WORK REQUIRED –
Print all entries word for word.

RAW RECORDS –
########################################

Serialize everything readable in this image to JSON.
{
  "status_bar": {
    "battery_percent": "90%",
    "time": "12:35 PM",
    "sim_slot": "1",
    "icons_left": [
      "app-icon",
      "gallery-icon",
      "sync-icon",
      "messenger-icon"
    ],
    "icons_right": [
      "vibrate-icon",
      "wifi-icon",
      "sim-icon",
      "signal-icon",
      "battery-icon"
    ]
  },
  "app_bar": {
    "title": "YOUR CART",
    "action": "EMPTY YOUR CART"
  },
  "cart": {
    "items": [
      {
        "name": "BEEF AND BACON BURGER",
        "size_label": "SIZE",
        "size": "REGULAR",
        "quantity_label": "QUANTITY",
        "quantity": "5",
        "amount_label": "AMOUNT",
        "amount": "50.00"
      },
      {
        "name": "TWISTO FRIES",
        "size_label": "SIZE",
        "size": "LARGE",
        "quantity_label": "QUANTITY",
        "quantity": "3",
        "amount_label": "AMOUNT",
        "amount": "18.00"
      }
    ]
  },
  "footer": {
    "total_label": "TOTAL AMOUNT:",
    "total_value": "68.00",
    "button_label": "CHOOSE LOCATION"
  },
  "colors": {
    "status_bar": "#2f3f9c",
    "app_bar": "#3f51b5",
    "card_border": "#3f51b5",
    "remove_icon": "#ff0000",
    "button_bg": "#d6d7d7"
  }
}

########################################

THE RESPONSE –
Serialize everything readable in this image to JSON.
{
  "status_bar": {
    "battery_percent": "90%",
    "time": "12:35 PM",
    "sim_slot": "1",
    "icons_left": [
      "app-icon",
      "gallery-icon",
      "sync-icon",
      "messenger-icon"
    ],
    "icons_right": [
      "vibrate-icon",
      "wifi-icon",
      "sim-icon",
      "signal-icon",
      "battery-icon"
    ]
  },
  "app_bar": {
    "title": "YOUR CART",
    "action": "EMPTY YOUR CART"
  },
  "cart": {
    "items": [
      {
        "name": "BEEF AND BACON BURGER",
        "size_label": "SIZE",
        "size": "REGULAR",
        "quantity_label": "QUANTITY",
        "quantity": "5",
        "amount_label": "AMOUNT",
        "amount": "50.00"
      },
      {
        "name": "TWISTO FRIES",
        "size_label": "SIZE",
        "size": "LARGE",
        "quantity_label": "QUANTITY",
        "quantity": "3",
        "amount_label": "AMOUNT",
        "amount": "18.00"
      }
    ]
  },
  "footer": {
    "total_label": "TOTAL AMOUNT:",
    "total_value": "68.00",
    "button_label": "CHOOSE LOCATION"
  },
  "colors": {
    "status_bar": "#2f3f9c",
    "app_bar": "#3f51b5",
    "card_border": "#3f51b5",
    "remove_icon": "#ff0000",
    "button_bg": "#d6d7d7"
  }
}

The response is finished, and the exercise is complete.